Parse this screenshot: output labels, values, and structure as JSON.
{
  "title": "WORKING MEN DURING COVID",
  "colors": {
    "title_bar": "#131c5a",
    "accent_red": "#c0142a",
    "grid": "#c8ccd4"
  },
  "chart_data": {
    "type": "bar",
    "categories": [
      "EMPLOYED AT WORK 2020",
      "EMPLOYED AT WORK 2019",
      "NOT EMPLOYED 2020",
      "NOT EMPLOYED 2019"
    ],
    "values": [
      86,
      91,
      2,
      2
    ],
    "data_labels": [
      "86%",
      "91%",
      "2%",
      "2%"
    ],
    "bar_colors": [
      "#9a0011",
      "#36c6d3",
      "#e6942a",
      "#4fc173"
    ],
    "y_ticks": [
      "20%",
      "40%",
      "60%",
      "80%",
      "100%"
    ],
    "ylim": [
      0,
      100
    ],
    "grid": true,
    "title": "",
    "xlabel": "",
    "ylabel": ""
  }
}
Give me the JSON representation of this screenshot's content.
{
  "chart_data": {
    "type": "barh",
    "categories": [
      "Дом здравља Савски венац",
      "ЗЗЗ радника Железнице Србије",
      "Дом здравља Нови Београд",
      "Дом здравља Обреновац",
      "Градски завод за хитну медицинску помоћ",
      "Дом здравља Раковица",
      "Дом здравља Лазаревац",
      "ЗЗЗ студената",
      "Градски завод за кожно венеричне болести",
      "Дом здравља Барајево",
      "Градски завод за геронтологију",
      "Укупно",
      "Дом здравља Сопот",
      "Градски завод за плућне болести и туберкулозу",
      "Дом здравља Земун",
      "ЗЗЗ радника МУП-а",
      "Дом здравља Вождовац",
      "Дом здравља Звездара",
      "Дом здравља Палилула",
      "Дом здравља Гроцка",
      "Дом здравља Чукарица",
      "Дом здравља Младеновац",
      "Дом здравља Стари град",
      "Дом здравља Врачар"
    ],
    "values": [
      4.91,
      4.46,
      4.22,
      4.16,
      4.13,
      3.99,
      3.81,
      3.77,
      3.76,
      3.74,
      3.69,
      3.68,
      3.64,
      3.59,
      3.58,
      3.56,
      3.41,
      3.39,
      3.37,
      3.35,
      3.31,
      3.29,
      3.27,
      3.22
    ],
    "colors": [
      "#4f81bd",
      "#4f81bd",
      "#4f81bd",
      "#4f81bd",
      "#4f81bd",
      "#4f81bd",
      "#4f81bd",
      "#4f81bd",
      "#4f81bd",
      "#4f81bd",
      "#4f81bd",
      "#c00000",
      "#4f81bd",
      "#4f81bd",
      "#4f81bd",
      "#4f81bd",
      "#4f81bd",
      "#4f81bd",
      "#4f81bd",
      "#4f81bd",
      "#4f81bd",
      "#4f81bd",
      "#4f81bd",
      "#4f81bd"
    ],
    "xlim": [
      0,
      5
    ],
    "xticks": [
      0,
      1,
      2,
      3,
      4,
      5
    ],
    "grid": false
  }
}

> STATED EXERCISE
Go through the material and copy out every line with "this" in it.

> COMPLETE ANSWER
Parse this screenshot: output labels, values, and structure as JSON.
Give me the JSON representation of this screenshot's content.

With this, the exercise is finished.